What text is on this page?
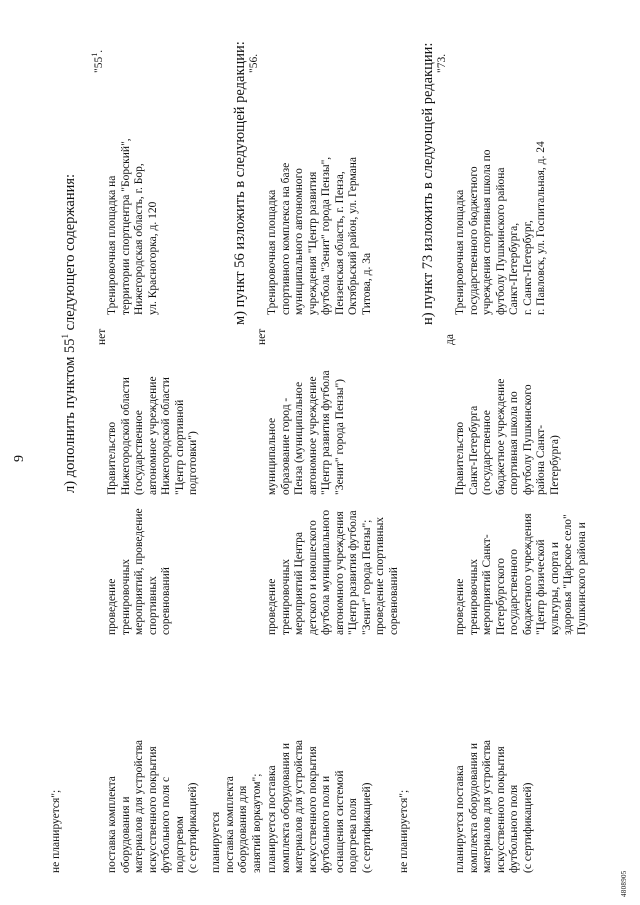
9 л) дополнить пунктом $55^1$ следующего содержания:
"$55^1$.
Тренировочная площадка на
территории спортцентра "Борский",
Нижегородская область, г. Бор,
ул. Красногорка, д. 120
Правительство
Нижегородской области
(государственное
автономное учреждение
Нижегородской области
"Центр спортивной
подготовки")
проведение
тренировочных
мероприятий, проведение
спортивных
соревнований
нет
поставка комплекта
оборудования и
материалов для устройства
искусственного покрытия
футбольного поля с
подогревом
(с сертификацией)
не планируется";
м) пункт 56 изложить в следующей редакции: "56.
Тренировочная площадка
спортивного комплекса на базе
муниципального автономного
учреждения "Центр развития
футбола "Зенит" города Пензы",
Пензенская область, г. Пенза,
Октябрьский район, ул. Германа
Титова, д. 3а
муниципальное
образование город -
Пенза (муниципальное
автономное учреждение
"Центр развития футбола
"Зенит" города Пензы")
проведение
тренировочных
мероприятий Центра
детского и юношеского
футбола муниципального
автономного учреждения
"Центр развития футбола
"Зенит" города Пензы";
проведение спортивных
соревнований
нет
планируется поставка
комплекта оборудования и
материалов для устройства
искусственного покрытия
футбольного поля и
оснащения системой
подогрева поля
(с сертификацией)
планируется
поставка комплекта
оборудования для
занятий воркаутом";
н) пункт 73 изложить в следующей редакции: "73.
Тренировочная площадка
государственного бюджетного
учреждения спортивная школа по
футболу Пушкинского района
Санкт-Петербурга,
г. Санкт-Петербург,
г. Павловск, ул. Госпитальная, д. 24
Правительство
Санкт-Петербурга
(государственное
бюджетное учреждение
спортивная школа по
футболу Пушкинского
района Санкт-
Петербурга)
проведение
тренировочных
мероприятий Санкт-
Петербургского
государственного
бюджетного учреждения
"Центр физической
культуры, спорта и
здоровья "Царское село"
Пушкинского района и
да
планируется поставка
комплекта оборудования и
материалов для устройства
искусственного покрытия
футбольного поля
(с сертификацией)
не планируется";
4808905
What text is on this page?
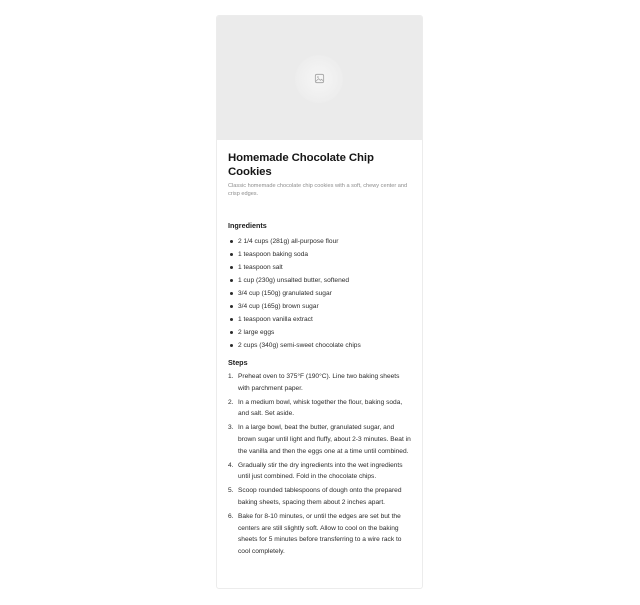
Homemade Chocolate Chip Cookies

Classic homemade chocolate chip cookies with a soft, chewy center and crisp edges.

Ingredients
2 1/4 cups (281g) all-purpose flour
1 teaspoon baking soda
1 teaspoon salt
1 cup (230g) unsalted butter, softened
3/4 cup (150g) granulated sugar
3/4 cup (165g) brown sugar
1 teaspoon vanilla extract
2 large eggs
2 cups (340g) semi-sweet chocolate chips
Steps
1. Preheat oven to 375°F (190°C). Line two baking sheets with parchment paper.
2. In a medium bowl, whisk together the flour, baking soda, and salt. Set aside.
3. In a large bowl, beat the butter, granulated sugar, and brown sugar until light and fluffy, about 2-3 minutes. Beat in the vanilla and then the eggs one at a time until combined.
4. Gradually stir the dry ingredients into the wet ingredients until just combined. Fold in the chocolate chips.
5. Scoop rounded tablespoons of dough onto the prepared baking sheets, spacing them about 2 inches apart.
6. Bake for 8-10 minutes, or until the edges are set but the centers are still slightly soft. Allow to cool on the baking sheets for 5 minutes before transferring to a wire rack to cool completely.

◆ ◆ ◆

▸ TASK
Copy all lines from the listing that contain "область".

▸ RESULT
Нижегородская область, г. Бор,
Пензенская область, г. Пенза,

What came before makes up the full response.